Dataset rows:
· · · · · · ·

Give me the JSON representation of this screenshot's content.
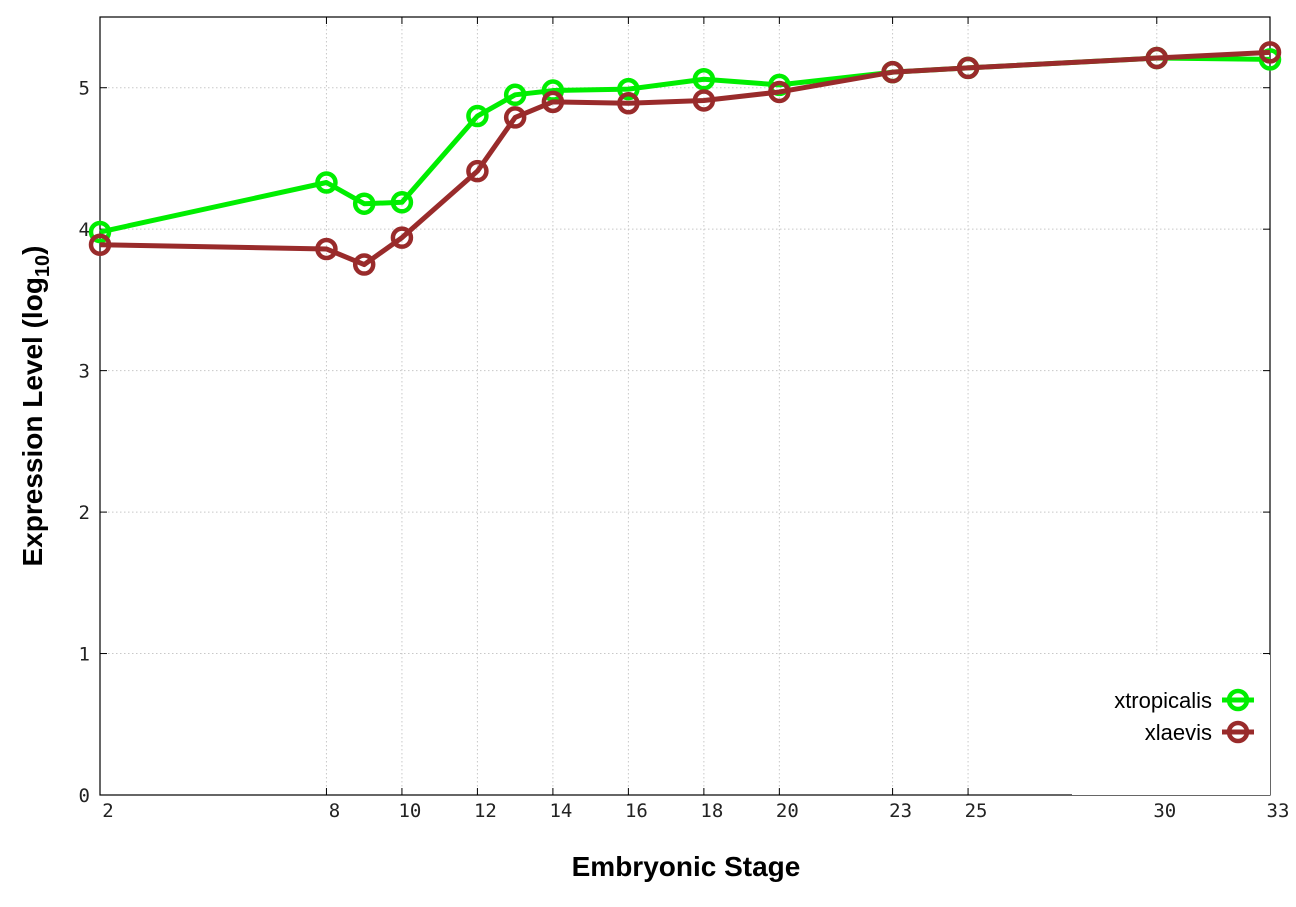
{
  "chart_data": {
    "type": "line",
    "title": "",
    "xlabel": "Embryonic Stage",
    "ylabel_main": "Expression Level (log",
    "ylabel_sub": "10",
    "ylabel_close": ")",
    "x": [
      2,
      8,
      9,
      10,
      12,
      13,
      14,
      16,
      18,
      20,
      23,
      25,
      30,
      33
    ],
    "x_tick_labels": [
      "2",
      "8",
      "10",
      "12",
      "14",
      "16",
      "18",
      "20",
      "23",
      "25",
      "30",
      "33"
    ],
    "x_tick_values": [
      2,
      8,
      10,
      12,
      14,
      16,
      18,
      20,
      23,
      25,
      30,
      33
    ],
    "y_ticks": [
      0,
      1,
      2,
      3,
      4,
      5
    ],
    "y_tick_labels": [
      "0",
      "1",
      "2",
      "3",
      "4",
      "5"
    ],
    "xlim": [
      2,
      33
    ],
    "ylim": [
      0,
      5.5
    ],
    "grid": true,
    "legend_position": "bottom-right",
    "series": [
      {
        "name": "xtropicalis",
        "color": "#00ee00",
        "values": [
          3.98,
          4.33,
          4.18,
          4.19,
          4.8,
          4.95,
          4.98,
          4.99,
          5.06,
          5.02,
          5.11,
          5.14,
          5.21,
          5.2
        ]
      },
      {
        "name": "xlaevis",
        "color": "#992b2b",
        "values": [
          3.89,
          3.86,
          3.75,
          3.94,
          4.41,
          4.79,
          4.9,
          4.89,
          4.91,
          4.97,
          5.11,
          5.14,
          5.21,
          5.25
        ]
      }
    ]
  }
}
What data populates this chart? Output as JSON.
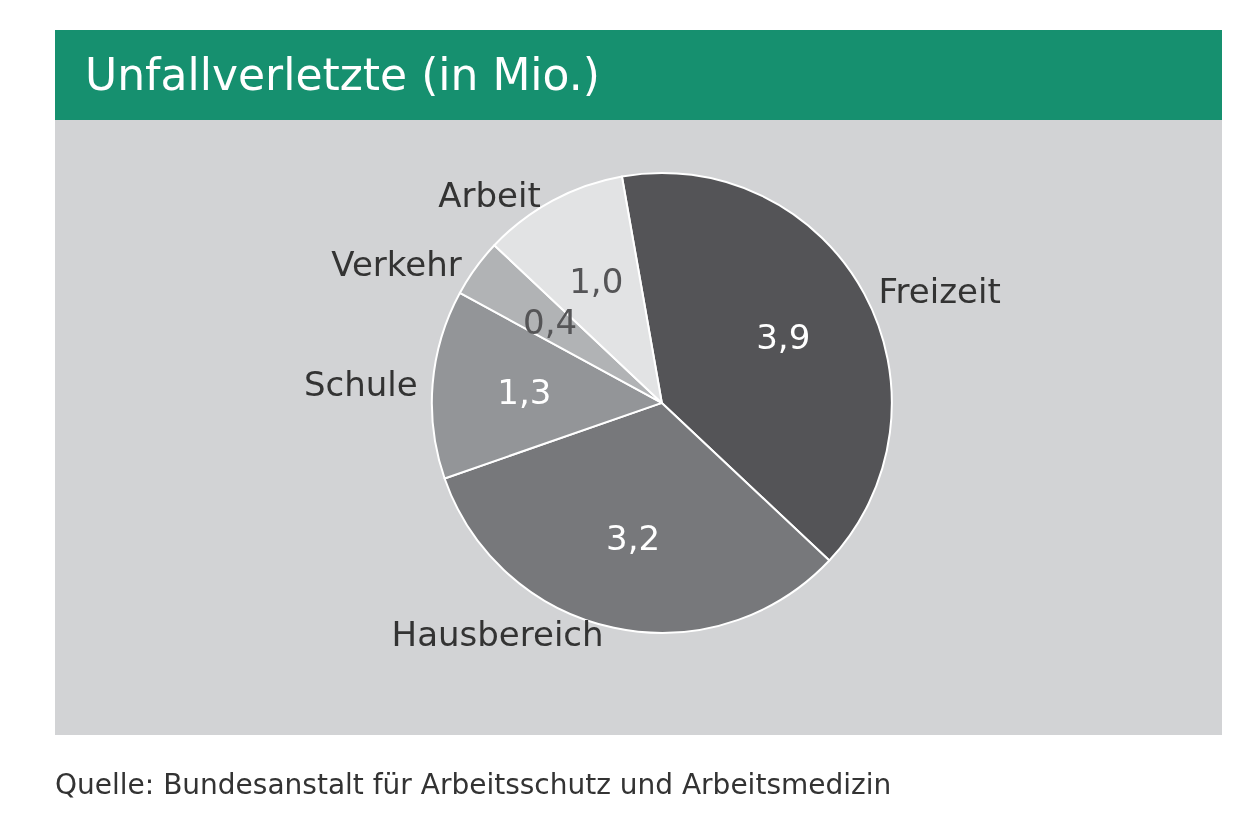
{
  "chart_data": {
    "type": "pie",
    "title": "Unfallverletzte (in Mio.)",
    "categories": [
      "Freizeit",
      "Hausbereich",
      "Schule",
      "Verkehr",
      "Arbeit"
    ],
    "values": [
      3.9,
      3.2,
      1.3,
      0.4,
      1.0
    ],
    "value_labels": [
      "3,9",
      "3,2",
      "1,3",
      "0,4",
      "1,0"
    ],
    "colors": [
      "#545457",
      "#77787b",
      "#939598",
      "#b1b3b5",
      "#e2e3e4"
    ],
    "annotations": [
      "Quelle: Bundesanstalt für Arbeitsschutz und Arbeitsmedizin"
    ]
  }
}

· · · · · · ·

Request:
Skip the images and write out the rest of the listing exactly.

The completed task:
Give me the JSON representation of this screenshot's content.
{
  "chart_data": {
    "type": "line",
    "title": "",
    "xlabel": "Embryonic Stage",
    "ylabel_main": "Expression Level (log",
    "ylabel_sub": "10",
    "ylabel_close": ")",
    "x": [
      2,
      8,
      9,
      10,
      12,
      13,
      14,
      16,
      18,
      20,
      23,
      25,
      30,
      33
    ],
    "x_tick_labels": [
      "2",
      "8",
      "10",
      "12",
      "14",
      "16",
      "18",
      "20",
      "23",
      "25",
      "30",
      "33"
    ],
    "x_tick_values": [
      2,
      8,
      10,
      12,
      14,
      16,
      18,
      20,
      23,
      25,
      30,
      33
    ],
    "y_ticks": [
      0,
      1,
      2,
      3,
      4,
      5
    ],
    "y_tick_labels": [
      "0",
      "1",
      "2",
      "3",
      "4",
      "5"
    ],
    "xlim": [
      2,
      33
    ],
    "ylim": [
      0,
      5.5
    ],
    "grid": true,
    "legend_position": "bottom-right",
    "series": [
      {
        "name": "xtropicalis",
        "color": "#00ee00",
        "values": [
          3.98,
          4.33,
          4.18,
          4.19,
          4.8,
          4.95,
          4.98,
          4.99,
          5.06,
          5.02,
          5.11,
          5.14,
          5.21,
          5.2
        ]
      },
      {
        "name": "xlaevis",
        "color": "#992b2b",
        "values": [
          3.89,
          3.86,
          3.75,
          3.94,
          4.41,
          4.79,
          4.9,
          4.89,
          4.91,
          4.97,
          5.11,
          5.14,
          5.21,
          5.25
        ]
      }
    ]
  }
}
What data populates this chart? Output as JSON.
{
  "chart_data": {
    "type": "pie",
    "title": "Unfallverletzte (in Mio.)",
    "categories": [
      "Freizeit",
      "Hausbereich",
      "Schule",
      "Verkehr",
      "Arbeit"
    ],
    "values": [
      3.9,
      3.2,
      1.3,
      0.4,
      1.0
    ],
    "value_labels": [
      "3,9",
      "3,2",
      "1,3",
      "0,4",
      "1,0"
    ],
    "colors": [
      "#545457",
      "#77787b",
      "#939598",
      "#b1b3b5",
      "#e2e3e4"
    ],
    "annotations": [
      "Quelle: Bundesanstalt für Arbeitsschutz und Arbeitsmedizin"
    ]
  }
}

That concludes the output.